### [The exercise]
Sift the material for lines containing "fonction", and return them.

### [Entries shown]
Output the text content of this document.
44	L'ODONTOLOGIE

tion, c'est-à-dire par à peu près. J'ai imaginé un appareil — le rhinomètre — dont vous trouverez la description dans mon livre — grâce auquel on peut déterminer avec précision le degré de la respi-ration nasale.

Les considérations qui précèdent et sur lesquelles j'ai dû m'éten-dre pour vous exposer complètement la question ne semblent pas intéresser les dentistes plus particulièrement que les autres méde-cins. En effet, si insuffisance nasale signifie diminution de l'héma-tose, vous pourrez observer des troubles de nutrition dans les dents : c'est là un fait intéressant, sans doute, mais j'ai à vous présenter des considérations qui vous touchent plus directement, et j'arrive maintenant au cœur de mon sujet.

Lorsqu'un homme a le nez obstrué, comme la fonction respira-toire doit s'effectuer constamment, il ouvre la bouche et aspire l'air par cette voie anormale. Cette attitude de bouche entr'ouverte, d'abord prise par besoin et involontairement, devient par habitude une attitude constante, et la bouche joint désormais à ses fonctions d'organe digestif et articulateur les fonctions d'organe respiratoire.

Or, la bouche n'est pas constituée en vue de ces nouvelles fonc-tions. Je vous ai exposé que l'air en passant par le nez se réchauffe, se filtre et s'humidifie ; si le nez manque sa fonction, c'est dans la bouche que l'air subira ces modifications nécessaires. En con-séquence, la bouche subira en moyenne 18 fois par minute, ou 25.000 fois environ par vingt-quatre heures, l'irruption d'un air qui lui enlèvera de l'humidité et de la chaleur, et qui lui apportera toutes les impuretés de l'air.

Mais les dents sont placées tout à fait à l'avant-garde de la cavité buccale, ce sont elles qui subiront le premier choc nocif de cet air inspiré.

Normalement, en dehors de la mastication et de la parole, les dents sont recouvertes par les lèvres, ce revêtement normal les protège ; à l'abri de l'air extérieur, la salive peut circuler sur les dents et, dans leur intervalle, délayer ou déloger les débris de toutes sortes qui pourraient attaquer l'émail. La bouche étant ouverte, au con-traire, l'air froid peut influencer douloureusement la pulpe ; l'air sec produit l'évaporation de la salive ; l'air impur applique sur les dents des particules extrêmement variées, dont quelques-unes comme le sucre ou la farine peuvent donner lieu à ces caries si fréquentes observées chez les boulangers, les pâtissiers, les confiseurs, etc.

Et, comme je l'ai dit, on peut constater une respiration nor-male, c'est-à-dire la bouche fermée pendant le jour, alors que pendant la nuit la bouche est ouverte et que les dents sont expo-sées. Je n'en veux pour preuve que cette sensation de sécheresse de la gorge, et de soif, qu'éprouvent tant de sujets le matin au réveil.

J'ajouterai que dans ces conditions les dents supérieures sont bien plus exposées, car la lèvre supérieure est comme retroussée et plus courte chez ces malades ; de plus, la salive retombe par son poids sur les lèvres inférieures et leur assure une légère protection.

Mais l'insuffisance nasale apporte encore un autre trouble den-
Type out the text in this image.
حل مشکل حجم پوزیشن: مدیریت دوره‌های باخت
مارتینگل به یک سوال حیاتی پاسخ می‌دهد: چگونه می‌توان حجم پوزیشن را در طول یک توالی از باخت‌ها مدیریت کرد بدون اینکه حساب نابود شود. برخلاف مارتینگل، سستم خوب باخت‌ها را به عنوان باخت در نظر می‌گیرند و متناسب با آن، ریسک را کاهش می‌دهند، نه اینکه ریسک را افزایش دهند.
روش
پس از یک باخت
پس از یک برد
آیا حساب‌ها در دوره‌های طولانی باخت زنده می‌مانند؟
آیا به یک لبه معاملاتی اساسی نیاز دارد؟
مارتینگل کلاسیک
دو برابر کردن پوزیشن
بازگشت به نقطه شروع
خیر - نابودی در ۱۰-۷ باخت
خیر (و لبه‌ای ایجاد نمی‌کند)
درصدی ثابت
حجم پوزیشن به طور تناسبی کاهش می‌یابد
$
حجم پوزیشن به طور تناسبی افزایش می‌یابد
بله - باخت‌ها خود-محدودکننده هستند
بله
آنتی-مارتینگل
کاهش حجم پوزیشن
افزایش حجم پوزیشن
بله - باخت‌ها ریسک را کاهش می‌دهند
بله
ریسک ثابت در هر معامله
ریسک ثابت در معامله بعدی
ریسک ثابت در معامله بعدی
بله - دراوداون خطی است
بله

### [Result]
Lorsqu'un homme a le nez obstrué, comme la fonction respira-toire doit s'effectuer constamment, il ouvre la bouche et aspire l'air par cette voie anormale. Cette attitude de bouche entr'ouverte, d'abord prise par besoin et involontairement, devient par habitude une attitude constante, et la bouche joint désormais à ses fonctions d'organe digestif et articulateur les fonctions d'organe respiratoire.
Or, la bouche n'est pas constituée en vue de ces nouvelles fonc-tions. Je vous ai exposé que l'air en passant par le nez se réchauffe, se filtre et s'humidifie ; si le nez manque sa fonction, c'est dans la bouche que l'air subira ces modifications nécessaires. En con-séquence, la bouche subira en moyenne 18 fois par minute, ou 25.000 fois environ par vingt-quatre heures, l'irruption d'un air qui lui enlèvera de l'humidité et de la chaleur, et qui lui apportera toutes les impuretés de l'air.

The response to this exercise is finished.